> _Goal of the exercise_:
Filter the entries, keeping every line with the word "limited".
----- Material for the task -----
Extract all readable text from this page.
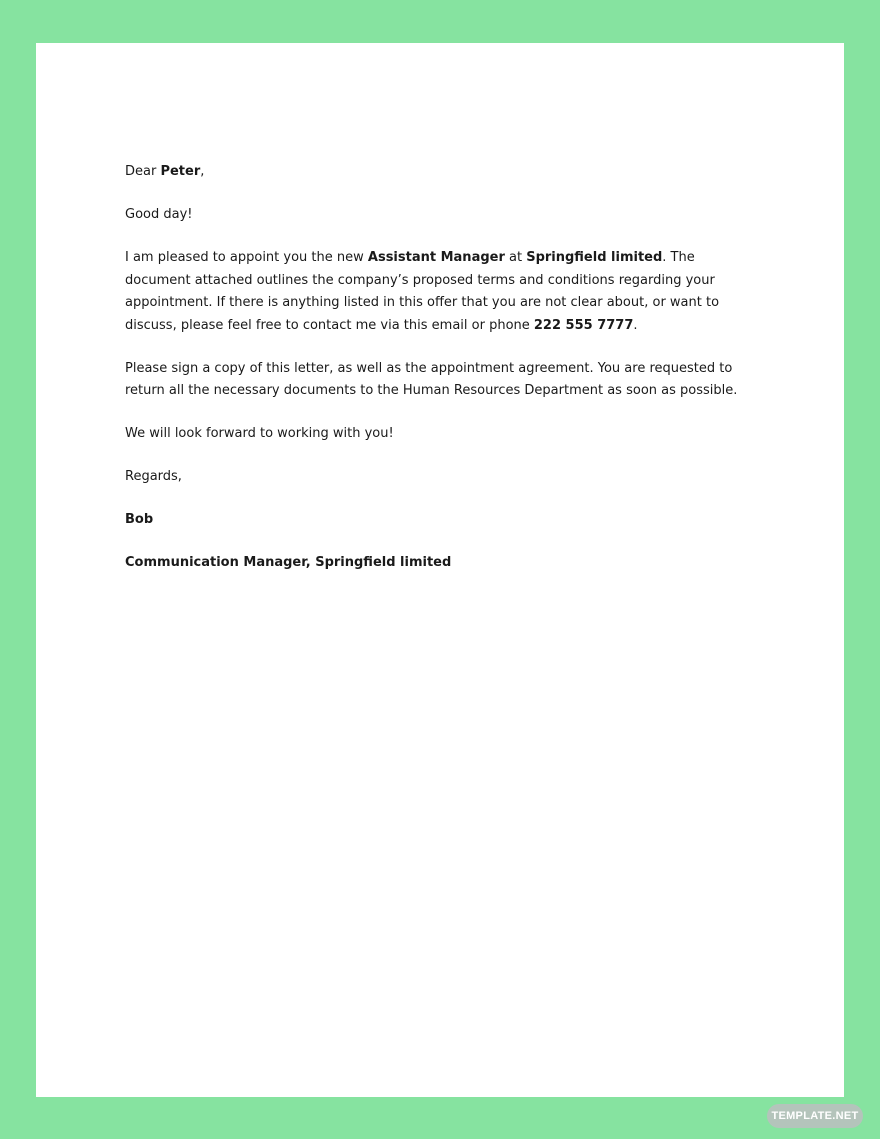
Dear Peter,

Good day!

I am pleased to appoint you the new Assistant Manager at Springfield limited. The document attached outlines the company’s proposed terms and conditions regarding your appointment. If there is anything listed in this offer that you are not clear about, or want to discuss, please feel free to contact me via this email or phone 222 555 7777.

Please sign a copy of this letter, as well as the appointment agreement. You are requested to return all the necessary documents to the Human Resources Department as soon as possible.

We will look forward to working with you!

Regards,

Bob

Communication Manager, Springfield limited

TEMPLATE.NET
-----
> _Exercise output_:
I am pleased to appoint you the new Assistant Manager at Springfield limited. The document attached outlines the company’s proposed terms and conditions regarding your appointment. If there is anything listed in this offer that you are not clear about, or want to discuss, please feel free to contact me via this email or phone 222 555 7777.
Communication Manager, Springfield limited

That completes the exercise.